*What is required*
Every line that contains "Herrera" counts once; give the total number of such lines, with no other words.

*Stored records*
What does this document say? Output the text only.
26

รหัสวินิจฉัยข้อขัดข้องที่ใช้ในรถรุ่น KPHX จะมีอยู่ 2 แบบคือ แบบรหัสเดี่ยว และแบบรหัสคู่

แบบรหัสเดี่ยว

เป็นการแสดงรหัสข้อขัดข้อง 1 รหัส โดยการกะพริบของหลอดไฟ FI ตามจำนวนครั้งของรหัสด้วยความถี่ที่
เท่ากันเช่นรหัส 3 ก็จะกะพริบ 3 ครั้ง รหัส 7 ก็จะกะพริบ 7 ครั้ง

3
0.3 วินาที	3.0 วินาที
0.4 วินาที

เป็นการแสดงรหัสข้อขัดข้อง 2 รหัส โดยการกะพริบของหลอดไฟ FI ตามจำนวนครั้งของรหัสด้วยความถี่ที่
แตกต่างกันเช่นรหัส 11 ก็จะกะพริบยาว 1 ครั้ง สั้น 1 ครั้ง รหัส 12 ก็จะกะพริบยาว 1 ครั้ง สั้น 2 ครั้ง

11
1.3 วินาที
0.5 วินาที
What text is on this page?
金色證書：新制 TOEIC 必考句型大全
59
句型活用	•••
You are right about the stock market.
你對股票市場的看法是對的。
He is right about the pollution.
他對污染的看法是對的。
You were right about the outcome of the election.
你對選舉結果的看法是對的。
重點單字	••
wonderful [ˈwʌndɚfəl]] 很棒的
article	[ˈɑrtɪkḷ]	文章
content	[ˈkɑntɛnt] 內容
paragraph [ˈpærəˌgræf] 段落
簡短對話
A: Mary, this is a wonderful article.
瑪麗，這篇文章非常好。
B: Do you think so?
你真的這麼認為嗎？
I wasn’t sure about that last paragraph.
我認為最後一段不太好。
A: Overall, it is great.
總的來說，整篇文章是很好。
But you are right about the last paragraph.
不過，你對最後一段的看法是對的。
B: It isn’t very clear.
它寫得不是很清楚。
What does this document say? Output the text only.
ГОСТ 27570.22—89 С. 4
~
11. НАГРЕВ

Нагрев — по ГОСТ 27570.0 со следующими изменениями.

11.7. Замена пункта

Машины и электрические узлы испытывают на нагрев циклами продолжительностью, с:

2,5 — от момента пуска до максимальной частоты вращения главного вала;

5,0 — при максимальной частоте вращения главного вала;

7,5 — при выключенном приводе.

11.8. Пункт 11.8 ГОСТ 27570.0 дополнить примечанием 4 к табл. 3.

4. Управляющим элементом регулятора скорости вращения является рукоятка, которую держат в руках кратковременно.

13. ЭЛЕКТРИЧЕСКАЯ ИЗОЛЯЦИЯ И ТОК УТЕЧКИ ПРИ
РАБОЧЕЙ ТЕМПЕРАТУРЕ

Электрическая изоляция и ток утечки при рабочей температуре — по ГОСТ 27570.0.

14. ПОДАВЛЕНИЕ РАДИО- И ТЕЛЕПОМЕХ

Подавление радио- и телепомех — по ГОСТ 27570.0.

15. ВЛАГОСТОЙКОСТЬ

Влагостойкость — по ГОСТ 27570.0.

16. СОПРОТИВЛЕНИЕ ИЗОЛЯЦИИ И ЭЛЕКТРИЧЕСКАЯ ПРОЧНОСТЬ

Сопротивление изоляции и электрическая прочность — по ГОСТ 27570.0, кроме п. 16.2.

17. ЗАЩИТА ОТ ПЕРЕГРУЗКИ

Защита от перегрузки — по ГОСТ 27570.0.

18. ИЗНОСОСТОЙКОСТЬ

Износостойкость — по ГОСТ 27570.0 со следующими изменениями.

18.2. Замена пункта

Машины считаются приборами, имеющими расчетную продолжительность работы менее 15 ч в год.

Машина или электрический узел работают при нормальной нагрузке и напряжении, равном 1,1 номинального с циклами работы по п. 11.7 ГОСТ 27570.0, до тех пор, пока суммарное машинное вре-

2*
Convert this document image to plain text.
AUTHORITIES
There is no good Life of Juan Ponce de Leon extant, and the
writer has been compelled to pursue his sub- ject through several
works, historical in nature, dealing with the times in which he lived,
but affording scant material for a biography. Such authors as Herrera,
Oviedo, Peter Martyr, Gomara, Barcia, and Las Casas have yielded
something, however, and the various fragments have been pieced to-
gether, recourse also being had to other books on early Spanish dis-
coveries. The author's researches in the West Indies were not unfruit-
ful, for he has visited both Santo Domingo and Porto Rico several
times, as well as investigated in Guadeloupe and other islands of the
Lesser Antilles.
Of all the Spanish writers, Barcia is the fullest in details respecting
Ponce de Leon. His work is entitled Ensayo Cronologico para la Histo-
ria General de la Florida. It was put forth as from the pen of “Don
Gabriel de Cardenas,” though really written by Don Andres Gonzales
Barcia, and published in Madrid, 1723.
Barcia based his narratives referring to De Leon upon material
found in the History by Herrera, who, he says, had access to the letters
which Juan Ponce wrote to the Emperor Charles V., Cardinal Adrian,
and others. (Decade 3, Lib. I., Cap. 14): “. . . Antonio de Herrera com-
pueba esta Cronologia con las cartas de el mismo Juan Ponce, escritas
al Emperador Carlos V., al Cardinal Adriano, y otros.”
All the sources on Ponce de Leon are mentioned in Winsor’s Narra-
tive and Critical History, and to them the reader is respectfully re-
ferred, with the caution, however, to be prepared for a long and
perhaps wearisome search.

*Written answer*
3